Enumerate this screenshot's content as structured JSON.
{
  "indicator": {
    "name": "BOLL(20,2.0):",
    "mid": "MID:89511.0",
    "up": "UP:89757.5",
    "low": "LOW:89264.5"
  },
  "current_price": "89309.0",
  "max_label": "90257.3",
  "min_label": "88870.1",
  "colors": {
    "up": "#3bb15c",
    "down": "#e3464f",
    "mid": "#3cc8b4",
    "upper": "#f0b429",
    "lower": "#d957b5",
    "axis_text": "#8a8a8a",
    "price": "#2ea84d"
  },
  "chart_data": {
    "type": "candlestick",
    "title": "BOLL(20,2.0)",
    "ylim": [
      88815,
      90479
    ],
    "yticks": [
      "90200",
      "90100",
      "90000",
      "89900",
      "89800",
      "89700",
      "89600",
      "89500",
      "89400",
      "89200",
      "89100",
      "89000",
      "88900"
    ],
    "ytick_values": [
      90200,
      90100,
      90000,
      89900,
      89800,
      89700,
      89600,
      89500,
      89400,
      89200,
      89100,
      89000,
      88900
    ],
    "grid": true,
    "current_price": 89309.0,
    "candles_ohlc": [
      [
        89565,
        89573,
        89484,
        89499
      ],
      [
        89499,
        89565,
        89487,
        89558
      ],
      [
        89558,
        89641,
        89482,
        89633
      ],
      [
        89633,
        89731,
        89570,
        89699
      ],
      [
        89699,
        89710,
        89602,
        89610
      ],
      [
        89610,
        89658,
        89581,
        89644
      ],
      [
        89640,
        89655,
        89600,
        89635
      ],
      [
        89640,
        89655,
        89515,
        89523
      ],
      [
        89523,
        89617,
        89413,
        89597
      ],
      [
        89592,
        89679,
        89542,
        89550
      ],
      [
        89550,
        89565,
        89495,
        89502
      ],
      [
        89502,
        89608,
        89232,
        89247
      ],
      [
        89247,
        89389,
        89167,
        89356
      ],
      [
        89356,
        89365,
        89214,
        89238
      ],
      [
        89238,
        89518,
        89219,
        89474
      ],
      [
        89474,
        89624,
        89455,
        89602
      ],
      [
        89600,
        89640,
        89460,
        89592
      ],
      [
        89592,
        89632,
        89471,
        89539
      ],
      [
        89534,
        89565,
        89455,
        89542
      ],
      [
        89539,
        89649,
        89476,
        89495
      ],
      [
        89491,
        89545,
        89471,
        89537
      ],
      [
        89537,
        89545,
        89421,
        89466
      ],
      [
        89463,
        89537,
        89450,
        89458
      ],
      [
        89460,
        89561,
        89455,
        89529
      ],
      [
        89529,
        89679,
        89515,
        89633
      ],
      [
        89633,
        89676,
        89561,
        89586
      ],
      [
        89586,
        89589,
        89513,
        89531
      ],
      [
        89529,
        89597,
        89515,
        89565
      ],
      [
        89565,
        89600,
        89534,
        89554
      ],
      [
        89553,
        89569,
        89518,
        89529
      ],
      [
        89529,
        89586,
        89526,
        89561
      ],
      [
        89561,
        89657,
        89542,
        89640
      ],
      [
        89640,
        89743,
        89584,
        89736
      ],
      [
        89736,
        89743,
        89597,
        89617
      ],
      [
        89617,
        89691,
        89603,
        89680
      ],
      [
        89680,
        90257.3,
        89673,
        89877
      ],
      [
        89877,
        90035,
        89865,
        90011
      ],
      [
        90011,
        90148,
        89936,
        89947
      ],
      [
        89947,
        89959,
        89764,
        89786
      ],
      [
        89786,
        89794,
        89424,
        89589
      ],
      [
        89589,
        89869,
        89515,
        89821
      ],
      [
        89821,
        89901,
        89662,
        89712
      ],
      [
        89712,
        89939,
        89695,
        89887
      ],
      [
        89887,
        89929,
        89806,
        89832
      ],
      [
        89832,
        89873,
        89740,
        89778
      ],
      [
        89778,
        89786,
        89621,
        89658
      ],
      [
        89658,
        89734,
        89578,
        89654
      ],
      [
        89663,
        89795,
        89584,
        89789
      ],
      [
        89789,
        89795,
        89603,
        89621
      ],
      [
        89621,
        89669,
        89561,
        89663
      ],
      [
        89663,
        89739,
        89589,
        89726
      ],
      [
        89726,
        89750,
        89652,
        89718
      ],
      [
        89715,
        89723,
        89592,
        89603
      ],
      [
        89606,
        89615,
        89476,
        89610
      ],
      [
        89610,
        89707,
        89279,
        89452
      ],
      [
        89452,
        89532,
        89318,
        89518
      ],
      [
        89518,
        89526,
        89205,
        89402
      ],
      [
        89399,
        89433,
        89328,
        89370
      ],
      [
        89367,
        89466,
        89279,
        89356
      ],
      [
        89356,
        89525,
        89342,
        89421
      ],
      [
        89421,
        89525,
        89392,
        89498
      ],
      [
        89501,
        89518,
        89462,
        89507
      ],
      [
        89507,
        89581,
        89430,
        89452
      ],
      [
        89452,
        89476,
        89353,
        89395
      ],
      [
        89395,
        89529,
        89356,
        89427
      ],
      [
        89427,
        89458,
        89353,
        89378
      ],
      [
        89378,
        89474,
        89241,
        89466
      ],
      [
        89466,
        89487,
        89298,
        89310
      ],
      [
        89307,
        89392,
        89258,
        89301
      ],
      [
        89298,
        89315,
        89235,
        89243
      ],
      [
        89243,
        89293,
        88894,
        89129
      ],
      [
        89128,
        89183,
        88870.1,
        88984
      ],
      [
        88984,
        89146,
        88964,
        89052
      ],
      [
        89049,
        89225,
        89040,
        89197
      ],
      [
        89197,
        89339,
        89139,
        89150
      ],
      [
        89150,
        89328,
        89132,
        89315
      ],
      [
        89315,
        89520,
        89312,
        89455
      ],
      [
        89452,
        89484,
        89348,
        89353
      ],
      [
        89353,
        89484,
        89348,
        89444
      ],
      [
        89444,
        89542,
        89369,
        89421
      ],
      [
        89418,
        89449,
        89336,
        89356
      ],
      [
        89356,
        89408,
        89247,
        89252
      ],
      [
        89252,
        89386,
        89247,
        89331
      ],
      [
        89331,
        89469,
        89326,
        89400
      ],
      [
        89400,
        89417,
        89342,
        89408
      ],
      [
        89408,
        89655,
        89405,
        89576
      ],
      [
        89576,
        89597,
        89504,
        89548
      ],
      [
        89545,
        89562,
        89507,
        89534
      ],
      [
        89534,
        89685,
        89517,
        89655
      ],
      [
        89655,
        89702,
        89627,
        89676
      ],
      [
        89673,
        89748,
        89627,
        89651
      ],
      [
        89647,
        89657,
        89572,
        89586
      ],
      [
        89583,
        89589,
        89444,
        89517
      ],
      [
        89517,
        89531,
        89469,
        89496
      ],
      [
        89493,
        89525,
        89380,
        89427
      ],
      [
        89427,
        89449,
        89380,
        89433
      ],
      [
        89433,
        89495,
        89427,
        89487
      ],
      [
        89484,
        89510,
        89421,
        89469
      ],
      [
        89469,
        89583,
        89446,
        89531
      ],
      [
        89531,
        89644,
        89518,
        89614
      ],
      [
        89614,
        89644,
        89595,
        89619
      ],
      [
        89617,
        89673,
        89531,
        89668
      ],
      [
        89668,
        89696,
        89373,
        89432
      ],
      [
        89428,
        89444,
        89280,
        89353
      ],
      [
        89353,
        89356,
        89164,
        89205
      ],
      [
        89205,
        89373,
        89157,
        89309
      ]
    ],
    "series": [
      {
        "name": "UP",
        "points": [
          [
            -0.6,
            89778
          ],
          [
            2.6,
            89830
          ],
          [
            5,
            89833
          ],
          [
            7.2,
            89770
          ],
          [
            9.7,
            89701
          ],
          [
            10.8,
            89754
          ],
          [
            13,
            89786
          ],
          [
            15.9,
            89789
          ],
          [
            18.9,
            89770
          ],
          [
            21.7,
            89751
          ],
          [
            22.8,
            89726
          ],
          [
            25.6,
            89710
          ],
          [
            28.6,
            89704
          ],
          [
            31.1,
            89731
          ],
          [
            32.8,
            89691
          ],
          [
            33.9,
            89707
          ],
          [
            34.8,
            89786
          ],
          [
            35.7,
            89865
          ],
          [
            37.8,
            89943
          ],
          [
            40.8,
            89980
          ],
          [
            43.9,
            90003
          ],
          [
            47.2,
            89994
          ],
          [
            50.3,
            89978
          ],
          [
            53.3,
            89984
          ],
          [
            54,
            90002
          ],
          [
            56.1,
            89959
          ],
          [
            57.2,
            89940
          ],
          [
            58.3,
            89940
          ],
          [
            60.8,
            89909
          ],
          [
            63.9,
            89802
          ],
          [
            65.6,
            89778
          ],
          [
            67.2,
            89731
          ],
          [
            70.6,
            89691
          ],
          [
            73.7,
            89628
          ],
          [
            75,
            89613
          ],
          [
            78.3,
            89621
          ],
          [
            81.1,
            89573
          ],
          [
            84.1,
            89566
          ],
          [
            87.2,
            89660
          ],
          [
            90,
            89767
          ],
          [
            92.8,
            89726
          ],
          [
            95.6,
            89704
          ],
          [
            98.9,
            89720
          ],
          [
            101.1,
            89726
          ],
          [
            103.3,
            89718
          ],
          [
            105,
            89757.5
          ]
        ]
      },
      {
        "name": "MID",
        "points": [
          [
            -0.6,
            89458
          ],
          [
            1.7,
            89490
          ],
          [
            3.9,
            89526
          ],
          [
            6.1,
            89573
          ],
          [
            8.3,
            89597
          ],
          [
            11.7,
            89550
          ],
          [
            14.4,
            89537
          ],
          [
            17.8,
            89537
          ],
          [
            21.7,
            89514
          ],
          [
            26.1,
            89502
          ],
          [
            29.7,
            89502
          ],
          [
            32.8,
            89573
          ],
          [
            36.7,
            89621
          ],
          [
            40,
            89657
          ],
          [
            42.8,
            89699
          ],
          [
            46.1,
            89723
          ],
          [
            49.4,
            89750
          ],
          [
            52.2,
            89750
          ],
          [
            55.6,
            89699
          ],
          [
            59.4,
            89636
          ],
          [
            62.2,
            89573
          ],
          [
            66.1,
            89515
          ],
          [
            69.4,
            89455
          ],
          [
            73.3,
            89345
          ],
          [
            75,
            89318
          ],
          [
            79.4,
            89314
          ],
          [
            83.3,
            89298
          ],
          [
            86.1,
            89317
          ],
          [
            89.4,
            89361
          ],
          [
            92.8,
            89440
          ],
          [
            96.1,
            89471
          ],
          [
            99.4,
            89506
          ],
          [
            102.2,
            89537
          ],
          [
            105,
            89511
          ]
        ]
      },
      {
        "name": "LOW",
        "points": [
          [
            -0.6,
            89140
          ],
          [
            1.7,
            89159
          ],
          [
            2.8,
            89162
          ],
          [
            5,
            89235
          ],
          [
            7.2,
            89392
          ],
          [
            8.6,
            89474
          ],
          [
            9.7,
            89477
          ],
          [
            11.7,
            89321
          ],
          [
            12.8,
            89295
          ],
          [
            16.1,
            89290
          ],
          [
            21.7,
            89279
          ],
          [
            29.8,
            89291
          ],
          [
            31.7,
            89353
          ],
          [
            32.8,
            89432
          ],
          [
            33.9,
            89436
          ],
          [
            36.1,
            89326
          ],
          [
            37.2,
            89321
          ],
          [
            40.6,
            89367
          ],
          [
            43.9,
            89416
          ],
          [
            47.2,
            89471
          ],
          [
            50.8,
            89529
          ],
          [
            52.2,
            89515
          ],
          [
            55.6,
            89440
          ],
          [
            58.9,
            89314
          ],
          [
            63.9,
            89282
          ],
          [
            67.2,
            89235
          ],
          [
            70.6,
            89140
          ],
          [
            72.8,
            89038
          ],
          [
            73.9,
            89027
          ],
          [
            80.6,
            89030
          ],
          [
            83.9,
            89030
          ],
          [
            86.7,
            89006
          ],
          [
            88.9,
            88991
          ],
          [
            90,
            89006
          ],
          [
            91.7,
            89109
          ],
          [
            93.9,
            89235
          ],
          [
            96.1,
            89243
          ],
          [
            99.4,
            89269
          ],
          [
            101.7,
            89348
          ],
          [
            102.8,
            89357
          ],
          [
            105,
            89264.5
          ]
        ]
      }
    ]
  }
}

*-*-*

Task to carry out —
Search the entries for the word "name" and pick out every line that holds it.

Expected output —
    "name": "BOLL(20,2.0):",
        "name": "UP",
        "name": "MID",
        "name": "LOW",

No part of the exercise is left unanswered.